Stated task - Quote the line containing "Transcribe the text in this document." and all lines that follow it in the listing below, exactly as written.

Saved data entries
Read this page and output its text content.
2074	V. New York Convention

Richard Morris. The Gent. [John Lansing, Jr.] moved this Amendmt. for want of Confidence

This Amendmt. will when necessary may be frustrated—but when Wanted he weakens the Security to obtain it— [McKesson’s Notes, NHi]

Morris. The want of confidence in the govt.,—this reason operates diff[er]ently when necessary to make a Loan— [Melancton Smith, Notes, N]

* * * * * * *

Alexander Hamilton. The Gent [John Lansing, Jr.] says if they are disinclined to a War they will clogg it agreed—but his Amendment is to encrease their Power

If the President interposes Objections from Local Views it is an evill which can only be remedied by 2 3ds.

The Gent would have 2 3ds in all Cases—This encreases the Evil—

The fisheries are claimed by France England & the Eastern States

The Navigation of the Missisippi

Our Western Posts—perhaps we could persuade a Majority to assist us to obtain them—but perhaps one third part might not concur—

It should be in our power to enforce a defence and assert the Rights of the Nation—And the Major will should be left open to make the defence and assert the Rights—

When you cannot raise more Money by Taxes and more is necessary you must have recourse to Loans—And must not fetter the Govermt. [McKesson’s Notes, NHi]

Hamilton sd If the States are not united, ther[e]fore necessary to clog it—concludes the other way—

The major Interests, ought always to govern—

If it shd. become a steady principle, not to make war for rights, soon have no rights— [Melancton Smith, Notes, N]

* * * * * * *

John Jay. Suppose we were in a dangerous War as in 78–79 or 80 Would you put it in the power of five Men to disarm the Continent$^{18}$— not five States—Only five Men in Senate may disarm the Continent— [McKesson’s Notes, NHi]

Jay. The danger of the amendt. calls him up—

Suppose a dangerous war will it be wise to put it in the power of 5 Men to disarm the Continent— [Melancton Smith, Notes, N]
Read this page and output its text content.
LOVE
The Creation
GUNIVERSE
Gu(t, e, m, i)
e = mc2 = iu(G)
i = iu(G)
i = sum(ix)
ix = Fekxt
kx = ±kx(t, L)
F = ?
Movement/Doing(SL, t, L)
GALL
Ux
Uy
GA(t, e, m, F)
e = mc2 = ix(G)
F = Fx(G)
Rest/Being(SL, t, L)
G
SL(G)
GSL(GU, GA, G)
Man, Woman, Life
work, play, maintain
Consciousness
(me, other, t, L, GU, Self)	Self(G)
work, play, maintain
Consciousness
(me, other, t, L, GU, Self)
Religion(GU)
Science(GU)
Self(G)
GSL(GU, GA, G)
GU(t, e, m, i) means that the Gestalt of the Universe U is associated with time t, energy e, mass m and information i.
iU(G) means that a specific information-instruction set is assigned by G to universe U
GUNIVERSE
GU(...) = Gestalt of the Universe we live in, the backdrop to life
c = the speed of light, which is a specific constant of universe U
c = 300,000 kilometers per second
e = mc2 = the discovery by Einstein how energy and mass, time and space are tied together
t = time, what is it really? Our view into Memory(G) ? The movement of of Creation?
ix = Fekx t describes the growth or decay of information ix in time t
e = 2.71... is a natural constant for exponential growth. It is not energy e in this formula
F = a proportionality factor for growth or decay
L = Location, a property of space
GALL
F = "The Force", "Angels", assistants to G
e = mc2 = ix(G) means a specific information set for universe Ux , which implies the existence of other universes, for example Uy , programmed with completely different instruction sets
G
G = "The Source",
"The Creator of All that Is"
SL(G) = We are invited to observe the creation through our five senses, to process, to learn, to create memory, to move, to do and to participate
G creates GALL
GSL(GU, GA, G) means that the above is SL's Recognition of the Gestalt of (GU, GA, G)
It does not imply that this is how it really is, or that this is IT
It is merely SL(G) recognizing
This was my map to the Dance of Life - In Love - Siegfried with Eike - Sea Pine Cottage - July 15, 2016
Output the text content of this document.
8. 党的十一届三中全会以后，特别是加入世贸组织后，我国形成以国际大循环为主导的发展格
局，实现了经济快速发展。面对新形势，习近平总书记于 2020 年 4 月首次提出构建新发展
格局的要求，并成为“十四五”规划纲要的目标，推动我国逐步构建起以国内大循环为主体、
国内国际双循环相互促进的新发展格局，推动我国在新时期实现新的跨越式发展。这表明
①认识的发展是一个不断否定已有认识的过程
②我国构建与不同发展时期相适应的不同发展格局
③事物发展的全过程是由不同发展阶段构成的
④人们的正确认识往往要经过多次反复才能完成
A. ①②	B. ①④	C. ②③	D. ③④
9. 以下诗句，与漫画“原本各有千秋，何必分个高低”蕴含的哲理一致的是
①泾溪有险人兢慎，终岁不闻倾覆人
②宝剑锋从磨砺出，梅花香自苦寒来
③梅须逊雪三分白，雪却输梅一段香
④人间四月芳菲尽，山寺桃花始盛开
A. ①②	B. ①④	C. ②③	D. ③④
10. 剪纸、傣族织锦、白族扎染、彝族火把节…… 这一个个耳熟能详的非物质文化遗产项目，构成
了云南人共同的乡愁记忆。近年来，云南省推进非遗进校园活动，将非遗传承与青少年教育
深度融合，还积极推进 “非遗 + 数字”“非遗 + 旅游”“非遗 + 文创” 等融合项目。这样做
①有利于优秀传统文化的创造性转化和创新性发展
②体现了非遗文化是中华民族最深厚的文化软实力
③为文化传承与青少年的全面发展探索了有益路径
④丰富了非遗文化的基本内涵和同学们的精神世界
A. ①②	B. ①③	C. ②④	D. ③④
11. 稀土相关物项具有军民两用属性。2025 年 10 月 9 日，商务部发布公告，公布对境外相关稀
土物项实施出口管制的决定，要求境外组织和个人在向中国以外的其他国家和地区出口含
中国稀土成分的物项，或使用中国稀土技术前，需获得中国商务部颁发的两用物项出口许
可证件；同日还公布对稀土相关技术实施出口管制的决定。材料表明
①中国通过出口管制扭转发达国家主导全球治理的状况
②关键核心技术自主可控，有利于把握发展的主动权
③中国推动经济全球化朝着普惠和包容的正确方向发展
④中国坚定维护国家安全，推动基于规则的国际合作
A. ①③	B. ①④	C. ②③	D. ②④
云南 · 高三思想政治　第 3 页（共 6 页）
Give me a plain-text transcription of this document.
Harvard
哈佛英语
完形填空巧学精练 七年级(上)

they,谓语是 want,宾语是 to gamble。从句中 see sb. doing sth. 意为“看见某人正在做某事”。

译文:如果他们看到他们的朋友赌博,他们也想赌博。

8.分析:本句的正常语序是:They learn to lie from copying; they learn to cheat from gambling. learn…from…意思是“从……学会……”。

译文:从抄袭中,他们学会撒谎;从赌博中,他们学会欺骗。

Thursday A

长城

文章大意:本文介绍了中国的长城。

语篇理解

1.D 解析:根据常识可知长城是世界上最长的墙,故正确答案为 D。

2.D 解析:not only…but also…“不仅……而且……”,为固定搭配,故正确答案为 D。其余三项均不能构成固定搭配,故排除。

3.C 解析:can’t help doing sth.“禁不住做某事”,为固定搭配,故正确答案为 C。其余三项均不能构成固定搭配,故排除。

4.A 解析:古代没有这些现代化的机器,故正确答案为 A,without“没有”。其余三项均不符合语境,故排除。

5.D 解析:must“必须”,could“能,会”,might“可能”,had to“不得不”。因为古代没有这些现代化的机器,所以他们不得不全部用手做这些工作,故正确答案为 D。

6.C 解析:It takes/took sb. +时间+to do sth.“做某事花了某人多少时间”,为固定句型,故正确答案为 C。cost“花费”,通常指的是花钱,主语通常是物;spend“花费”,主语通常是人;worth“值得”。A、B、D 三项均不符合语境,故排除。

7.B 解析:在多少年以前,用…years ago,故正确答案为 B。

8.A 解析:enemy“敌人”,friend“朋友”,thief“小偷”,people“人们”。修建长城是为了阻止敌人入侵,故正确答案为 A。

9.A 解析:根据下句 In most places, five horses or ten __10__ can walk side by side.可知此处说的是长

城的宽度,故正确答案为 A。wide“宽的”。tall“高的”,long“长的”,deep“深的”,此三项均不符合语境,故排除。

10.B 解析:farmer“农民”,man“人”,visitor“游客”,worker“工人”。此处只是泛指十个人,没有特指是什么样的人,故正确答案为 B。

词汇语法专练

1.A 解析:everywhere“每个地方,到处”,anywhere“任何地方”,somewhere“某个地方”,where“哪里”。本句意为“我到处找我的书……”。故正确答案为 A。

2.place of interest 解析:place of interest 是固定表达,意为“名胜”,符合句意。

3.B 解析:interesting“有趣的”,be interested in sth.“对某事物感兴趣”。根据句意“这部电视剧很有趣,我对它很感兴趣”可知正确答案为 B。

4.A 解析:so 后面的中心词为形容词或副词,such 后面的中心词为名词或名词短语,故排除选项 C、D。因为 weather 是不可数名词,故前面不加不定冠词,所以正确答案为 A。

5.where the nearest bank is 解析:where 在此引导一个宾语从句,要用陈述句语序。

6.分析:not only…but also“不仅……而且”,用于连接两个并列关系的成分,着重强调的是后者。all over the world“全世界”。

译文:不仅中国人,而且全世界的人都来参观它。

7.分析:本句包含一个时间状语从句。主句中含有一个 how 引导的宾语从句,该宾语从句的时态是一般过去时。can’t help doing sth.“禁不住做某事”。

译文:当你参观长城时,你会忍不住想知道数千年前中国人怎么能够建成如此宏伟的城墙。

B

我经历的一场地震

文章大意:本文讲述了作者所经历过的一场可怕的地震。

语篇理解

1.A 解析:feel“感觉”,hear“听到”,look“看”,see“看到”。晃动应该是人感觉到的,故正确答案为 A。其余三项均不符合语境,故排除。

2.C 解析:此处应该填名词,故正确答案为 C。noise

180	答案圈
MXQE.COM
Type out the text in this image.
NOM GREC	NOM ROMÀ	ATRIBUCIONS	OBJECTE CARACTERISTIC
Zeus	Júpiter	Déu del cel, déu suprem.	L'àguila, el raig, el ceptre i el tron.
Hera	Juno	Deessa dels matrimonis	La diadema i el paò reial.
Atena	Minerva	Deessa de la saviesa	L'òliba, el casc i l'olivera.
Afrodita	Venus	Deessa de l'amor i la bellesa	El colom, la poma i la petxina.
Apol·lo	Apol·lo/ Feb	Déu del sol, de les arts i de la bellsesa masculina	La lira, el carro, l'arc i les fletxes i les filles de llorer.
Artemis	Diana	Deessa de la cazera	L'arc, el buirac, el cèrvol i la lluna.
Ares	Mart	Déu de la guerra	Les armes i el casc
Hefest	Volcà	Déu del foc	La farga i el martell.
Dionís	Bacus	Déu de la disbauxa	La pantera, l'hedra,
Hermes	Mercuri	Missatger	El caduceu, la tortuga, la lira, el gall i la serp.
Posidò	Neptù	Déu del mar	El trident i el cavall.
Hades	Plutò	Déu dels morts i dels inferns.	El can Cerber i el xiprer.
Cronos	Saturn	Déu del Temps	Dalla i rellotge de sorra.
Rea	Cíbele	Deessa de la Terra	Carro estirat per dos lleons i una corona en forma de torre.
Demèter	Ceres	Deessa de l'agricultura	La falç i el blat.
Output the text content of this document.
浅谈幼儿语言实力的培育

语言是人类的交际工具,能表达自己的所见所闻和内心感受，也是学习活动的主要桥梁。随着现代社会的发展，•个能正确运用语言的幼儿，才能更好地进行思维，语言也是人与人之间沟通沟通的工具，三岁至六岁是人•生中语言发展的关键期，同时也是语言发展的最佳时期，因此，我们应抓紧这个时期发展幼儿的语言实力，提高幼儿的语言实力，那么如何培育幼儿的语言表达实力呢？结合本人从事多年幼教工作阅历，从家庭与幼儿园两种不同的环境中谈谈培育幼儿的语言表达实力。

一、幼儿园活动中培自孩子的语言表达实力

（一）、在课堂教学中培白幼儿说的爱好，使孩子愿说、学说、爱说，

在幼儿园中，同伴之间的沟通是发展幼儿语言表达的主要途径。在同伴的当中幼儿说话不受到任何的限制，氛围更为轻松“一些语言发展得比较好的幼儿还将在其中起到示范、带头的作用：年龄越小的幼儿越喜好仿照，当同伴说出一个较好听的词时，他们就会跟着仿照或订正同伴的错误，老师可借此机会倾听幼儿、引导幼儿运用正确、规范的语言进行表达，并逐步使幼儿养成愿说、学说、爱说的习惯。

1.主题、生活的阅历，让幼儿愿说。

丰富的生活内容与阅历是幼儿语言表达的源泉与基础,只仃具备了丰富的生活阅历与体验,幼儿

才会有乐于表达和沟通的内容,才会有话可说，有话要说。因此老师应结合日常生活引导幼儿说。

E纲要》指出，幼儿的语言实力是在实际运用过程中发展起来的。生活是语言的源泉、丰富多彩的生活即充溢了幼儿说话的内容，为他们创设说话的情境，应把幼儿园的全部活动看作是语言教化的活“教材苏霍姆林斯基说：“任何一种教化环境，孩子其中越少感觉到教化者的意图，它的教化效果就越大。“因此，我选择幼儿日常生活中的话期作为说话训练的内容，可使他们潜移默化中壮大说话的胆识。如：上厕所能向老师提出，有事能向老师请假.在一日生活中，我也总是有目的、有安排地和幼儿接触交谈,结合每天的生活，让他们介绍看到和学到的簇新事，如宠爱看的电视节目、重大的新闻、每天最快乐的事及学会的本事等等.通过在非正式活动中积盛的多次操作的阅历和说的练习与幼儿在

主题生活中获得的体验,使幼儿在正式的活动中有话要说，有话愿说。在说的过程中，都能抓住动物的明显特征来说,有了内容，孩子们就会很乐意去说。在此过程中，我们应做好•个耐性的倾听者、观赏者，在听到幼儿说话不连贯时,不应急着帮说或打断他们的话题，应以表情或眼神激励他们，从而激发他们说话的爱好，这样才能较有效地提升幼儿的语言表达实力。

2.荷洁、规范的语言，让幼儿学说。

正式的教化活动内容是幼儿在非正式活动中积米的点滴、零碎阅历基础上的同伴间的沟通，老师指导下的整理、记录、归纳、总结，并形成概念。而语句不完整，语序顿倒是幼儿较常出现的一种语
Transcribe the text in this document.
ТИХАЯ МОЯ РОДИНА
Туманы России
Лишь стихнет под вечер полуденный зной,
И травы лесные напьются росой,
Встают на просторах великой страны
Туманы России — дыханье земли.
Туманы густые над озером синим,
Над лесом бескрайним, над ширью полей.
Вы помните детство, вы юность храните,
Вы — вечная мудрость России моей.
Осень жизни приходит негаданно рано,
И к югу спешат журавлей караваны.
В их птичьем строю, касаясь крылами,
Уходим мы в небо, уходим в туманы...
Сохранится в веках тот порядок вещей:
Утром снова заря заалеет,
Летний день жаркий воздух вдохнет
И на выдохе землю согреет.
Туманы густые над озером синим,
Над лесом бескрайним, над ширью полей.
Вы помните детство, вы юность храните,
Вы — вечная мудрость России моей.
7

Exercise solution -
Transcribe the text in this document.
ТИХАЯ МОЯ РОДИНА
Туманы России
Лишь стихнет под вечер полуденный зной,
И травы лесные напьются росой,
Встают на просторах великой страны
Туманы России — дыханье земли.
Туманы густые над озером синим,
Над лесом бескрайним, над ширью полей.
Вы помните детство, вы юность храните,
Вы — вечная мудрость России моей.
Осень жизни приходит негаданно рано,
И к югу спешат журавлей караваны.
В их птичьем строю, касаясь крылами,
Уходим мы в небо, уходим в туманы...
Сохранится в веках тот порядок вещей:
Утром снова заря заалеет,
Летний день жаркий воздух вдохнет
И на выдохе землю согреет.
Туманы густые над озером синим,
Над лесом бескрайним, над ширью полей.
Вы помните детство, вы юность храните,
Вы — вечная мудрость России моей.
7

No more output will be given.